··· Material for the task

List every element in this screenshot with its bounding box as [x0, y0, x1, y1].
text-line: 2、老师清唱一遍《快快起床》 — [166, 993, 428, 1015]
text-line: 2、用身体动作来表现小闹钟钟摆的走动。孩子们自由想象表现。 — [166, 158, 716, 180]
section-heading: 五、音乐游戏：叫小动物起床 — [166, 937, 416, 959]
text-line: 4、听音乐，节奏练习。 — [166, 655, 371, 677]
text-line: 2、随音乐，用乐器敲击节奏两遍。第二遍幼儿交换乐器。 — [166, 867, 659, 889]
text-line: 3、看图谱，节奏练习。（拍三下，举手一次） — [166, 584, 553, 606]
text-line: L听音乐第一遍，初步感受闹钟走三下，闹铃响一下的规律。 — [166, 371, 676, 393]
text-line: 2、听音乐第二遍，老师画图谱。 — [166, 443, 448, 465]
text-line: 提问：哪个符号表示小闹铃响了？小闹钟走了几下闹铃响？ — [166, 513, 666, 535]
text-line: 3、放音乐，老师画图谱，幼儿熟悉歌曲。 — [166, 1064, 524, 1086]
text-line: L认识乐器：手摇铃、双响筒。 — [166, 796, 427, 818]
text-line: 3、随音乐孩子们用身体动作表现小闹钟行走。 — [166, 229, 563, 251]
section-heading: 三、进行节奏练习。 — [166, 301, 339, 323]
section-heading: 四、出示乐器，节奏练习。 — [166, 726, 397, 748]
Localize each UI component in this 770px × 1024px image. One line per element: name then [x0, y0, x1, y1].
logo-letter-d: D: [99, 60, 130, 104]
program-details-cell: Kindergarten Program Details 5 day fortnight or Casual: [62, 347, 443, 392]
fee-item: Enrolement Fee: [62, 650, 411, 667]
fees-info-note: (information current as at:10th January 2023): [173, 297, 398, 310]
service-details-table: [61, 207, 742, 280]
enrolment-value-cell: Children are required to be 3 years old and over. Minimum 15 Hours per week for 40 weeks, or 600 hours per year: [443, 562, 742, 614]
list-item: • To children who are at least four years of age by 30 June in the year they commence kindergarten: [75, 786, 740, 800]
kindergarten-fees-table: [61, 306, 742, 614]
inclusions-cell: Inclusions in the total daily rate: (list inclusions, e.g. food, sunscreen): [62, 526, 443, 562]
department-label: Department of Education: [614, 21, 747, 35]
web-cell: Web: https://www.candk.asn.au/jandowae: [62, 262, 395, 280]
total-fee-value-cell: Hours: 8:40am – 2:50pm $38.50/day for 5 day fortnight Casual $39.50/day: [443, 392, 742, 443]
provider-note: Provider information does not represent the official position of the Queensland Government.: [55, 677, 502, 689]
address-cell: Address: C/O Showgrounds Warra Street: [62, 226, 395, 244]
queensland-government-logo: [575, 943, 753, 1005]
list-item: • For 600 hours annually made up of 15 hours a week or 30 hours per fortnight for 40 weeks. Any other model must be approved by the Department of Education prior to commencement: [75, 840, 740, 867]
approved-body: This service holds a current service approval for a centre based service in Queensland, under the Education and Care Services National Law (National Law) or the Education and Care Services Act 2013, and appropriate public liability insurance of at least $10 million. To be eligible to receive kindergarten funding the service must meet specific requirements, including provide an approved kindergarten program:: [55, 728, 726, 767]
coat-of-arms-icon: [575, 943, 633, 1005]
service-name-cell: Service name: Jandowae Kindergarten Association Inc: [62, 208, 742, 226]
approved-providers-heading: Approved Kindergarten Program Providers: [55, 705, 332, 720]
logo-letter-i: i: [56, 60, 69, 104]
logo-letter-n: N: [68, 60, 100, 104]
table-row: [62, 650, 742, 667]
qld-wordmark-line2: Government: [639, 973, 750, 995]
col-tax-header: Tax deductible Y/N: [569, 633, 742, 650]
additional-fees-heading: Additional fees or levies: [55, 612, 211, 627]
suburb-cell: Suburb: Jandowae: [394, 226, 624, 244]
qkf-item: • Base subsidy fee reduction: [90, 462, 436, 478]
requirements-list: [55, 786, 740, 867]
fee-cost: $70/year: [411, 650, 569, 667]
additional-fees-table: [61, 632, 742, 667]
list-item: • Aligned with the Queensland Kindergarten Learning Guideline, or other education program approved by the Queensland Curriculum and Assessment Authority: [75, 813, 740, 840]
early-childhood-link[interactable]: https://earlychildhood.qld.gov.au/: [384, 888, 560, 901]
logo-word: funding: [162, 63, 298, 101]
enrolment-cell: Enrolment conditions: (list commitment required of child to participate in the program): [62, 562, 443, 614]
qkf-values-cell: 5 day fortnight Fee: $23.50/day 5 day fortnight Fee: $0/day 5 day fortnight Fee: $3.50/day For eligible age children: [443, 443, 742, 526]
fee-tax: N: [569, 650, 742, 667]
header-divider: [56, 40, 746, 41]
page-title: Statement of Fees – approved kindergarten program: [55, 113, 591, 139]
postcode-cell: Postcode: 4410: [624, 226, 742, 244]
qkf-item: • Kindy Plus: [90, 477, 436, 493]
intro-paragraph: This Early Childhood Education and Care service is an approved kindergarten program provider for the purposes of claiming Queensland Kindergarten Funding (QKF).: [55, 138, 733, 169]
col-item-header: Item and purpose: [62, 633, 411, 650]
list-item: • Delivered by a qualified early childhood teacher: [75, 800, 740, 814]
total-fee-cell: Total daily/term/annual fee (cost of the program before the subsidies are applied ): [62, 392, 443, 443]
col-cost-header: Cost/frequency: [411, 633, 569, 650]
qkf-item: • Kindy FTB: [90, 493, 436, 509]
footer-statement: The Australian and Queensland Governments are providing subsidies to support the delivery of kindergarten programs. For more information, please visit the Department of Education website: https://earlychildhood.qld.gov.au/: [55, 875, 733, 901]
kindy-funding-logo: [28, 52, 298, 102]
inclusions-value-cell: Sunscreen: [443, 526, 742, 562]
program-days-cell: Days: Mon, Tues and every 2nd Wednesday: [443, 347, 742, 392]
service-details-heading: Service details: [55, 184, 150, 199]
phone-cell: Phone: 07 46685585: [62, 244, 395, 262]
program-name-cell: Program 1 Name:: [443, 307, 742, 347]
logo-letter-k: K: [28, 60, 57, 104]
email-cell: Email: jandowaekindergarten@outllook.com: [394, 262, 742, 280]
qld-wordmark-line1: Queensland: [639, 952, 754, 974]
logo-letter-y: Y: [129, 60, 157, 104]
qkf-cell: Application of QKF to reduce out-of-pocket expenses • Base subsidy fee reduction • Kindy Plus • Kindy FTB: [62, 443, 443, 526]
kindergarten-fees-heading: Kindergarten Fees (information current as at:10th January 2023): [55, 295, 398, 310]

······

**Your instructions:** Transcribe each of the records above line for line, with no changes.

**Answer for the task:**
List every element in this screenshot with its bounding box as [x0, y0, x1, y1].
text-line: 2、老师清唱一遍《快快起床》 — [166, 993, 428, 1015]
text-line: 2、用身体动作来表现小闹钟钟摆的走动。孩子们自由想象表现。 — [166, 158, 716, 180]
section-heading: 五、音乐游戏：叫小动物起床 — [166, 937, 416, 959]
text-line: 4、听音乐，节奏练习。 — [166, 655, 371, 677]
text-line: 2、随音乐，用乐器敲击节奏两遍。第二遍幼儿交换乐器。 — [166, 867, 659, 889]
text-line: 3、看图谱，节奏练习。（拍三下，举手一次） — [166, 584, 553, 606]
text-line: L听音乐第一遍，初步感受闹钟走三下，闹铃响一下的规律。 — [166, 371, 676, 393]
text-line: 2、听音乐第二遍，老师画图谱。 — [166, 443, 448, 465]
text-line: 提问：哪个符号表示小闹铃响了？小闹钟走了几下闹铃响？ — [166, 513, 666, 535]
text-line: 3、放音乐，老师画图谱，幼儿熟悉歌曲。 — [166, 1064, 524, 1086]
text-line: L认识乐器：手摇铃、双响筒。 — [166, 796, 427, 818]
text-line: 3、随音乐孩子们用身体动作表现小闹钟行走。 — [166, 229, 563, 251]
section-heading: 三、进行节奏练习。 — [166, 301, 339, 323]
section-heading: 四、出示乐器，节奏练习。 — [166, 726, 397, 748]
Localize each UI component in this 770px × 1024px image. One line per element: name then [x0, y0, x1, y1].
logo-letter-d: D: [99, 60, 130, 104]
program-details-cell: Kindergarten Program Details 5 day fortnight or Casual: [62, 347, 443, 392]
fee-item: Enrolement Fee: [62, 650, 411, 667]
fees-info-note: (information current as at:10th January 2023): [173, 297, 398, 310]
service-details-table: [61, 207, 742, 280]
enrolment-value-cell: Children are required to be 3 years old and over. Minimum 15 Hours per week for 40 weeks, or 600 hours per year: [443, 562, 742, 614]
list-item: • To children who are at least four years of age by 30 June in the year they commence kindergarten: [75, 786, 740, 800]
kindergarten-fees-table: [61, 306, 742, 614]
inclusions-cell: Inclusions in the total daily rate: (list inclusions, e.g. food, sunscreen): [62, 526, 443, 562]
department-label: Department of Education: [614, 21, 747, 35]
web-cell: Web: https://www.candk.asn.au/jandowae: [62, 262, 395, 280]
total-fee-value-cell: Hours: 8:40am – 2:50pm $38.50/day for 5 day fortnight Casual $39.50/day: [443, 392, 742, 443]
provider-note: Provider information does not represent the official position of the Queensland Government.: [55, 677, 502, 689]
address-cell: Address: C/O Showgrounds Warra Street: [62, 226, 395, 244]
queensland-government-logo: [575, 943, 753, 1005]
list-item: • For 600 hours annually made up of 15 hours a week or 30 hours per fortnight for 40 weeks. Any other model must be approved by the Department of Education prior to commencement: [75, 840, 740, 867]
approved-body: This service holds a current service approval for a centre based service in Queensland, under the Education and Care Services National Law (National Law) or the Education and Care Services Act 2013, and appropriate public liability insurance of at least $10 million. To be eligible to receive kindergarten funding the service must meet specific requirements, including provide an approved kindergarten program:: [55, 728, 726, 767]
coat-of-arms-icon: [575, 943, 633, 1005]
service-name-cell: Service name: Jandowae Kindergarten Association Inc: [62, 208, 742, 226]
approved-providers-heading: Approved Kindergarten Program Providers: [55, 705, 332, 720]
logo-letter-i: i: [56, 60, 69, 104]
logo-letter-n: N: [68, 60, 100, 104]
table-row: [62, 650, 742, 667]
qld-wordmark-line2: Government: [639, 973, 750, 995]
col-tax-header: Tax deductible Y/N: [569, 633, 742, 650]
additional-fees-heading: Additional fees or levies: [55, 612, 211, 627]
suburb-cell: Suburb: Jandowae: [394, 226, 624, 244]
qkf-item: • Base subsidy fee reduction: [90, 462, 436, 478]
requirements-list: [55, 786, 740, 867]
fee-cost: $70/year: [411, 650, 569, 667]
additional-fees-table: [61, 632, 742, 667]
list-item: • Aligned with the Queensland Kindergarten Learning Guideline, or other education program approved by the Queensland Curriculum and Assessment Authority: [75, 813, 740, 840]
early-childhood-link[interactable]: https://earlychildhood.qld.gov.au/: [384, 888, 560, 901]
logo-word: funding: [162, 63, 298, 101]
enrolment-cell: Enrolment conditions: (list commitment required of child to participate in the program): [62, 562, 443, 614]
qkf-values-cell: 5 day fortnight Fee: $23.50/day 5 day fortnight Fee: $0/day 5 day fortnight Fee: $3.50/day For eligible age children: [443, 443, 742, 526]
fee-tax: N: [569, 650, 742, 667]
header-divider: [56, 40, 746, 41]
page-title: Statement of Fees – approved kindergarten program: [55, 113, 591, 139]
postcode-cell: Postcode: 4410: [624, 226, 742, 244]
qkf-item: • Kindy Plus: [90, 477, 436, 493]
intro-paragraph: This Early Childhood Education and Care service is an approved kindergarten program provider for the purposes of claiming Queensland Kindergarten Funding (QKF).: [55, 138, 733, 169]
col-item-header: Item and purpose: [62, 633, 411, 650]
list-item: • Delivered by a qualified early childhood teacher: [75, 800, 740, 814]
total-fee-cell: Total daily/term/annual fee (cost of the program before the subsidies are applied ): [62, 392, 443, 443]
col-cost-header: Cost/frequency: [411, 633, 569, 650]
qkf-item: • Kindy FTB: [90, 493, 436, 509]
footer-statement: The Australian and Queensland Governments are providing subsidies to support the delivery of kindergarten programs. For more information, please visit the Department of Education website: https://earlychildhood.qld.gov.au/: [55, 875, 733, 901]
kindy-funding-logo: [28, 52, 298, 102]
inclusions-value-cell: Sunscreen: [443, 526, 742, 562]
program-days-cell: Days: Mon, Tues and every 2nd Wednesday: [443, 347, 742, 392]
service-details-heading: Service details: [55, 184, 150, 199]
phone-cell: Phone: 07 46685585: [62, 244, 395, 262]
program-name-cell: Program 1 Name:: [443, 307, 742, 347]
logo-letter-k: K: [28, 60, 57, 104]
email-cell: Email: jandowaekindergarten@outllook.com: [394, 262, 742, 280]
qld-wordmark-line1: Queensland: [639, 952, 754, 974]
logo-letter-y: Y: [129, 60, 157, 104]
qkf-cell: Application of QKF to reduce out-of-pocket expenses • Base subsidy fee reduction • Kindy Plus • Kindy FTB: [62, 443, 443, 526]
kindergarten-fees-heading: Kindergarten Fees (information current as at:10th January 2023): [55, 295, 398, 310]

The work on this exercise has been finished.